= DATASET RECORDS =
........
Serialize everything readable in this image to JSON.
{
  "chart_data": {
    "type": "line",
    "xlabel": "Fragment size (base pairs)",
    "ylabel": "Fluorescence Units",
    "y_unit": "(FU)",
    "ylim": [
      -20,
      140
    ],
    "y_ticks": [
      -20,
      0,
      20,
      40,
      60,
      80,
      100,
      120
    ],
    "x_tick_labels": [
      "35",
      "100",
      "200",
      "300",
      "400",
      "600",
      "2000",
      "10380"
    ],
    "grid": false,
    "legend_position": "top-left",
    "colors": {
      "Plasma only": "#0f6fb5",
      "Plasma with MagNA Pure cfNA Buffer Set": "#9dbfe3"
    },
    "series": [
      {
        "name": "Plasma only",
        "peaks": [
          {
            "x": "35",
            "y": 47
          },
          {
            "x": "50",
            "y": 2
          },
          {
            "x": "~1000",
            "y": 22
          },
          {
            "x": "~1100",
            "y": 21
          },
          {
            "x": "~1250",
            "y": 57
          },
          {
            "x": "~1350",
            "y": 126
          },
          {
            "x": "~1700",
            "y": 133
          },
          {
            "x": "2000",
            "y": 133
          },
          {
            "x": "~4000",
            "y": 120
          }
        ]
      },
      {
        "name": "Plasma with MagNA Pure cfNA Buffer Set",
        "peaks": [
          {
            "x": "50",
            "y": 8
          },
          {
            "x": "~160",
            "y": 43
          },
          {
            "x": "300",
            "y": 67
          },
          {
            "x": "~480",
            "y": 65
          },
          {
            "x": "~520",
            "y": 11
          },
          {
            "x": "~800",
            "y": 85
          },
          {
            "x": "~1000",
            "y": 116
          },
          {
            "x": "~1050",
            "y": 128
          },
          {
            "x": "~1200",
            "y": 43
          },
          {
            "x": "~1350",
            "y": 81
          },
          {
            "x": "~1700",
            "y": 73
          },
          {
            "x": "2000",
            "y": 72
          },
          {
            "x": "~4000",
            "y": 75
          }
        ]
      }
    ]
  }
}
........
Using the listing above, pull out all lines that hold the word "Plasma".

      "Plasma only": "#0f6fb5",
      "Plasma with MagNA Pure cfNA Buffer Set": "#9dbfe3"
        "name": "Plasma only",
        "name": "Plasma with MagNA Pure cfNA Buffer Set",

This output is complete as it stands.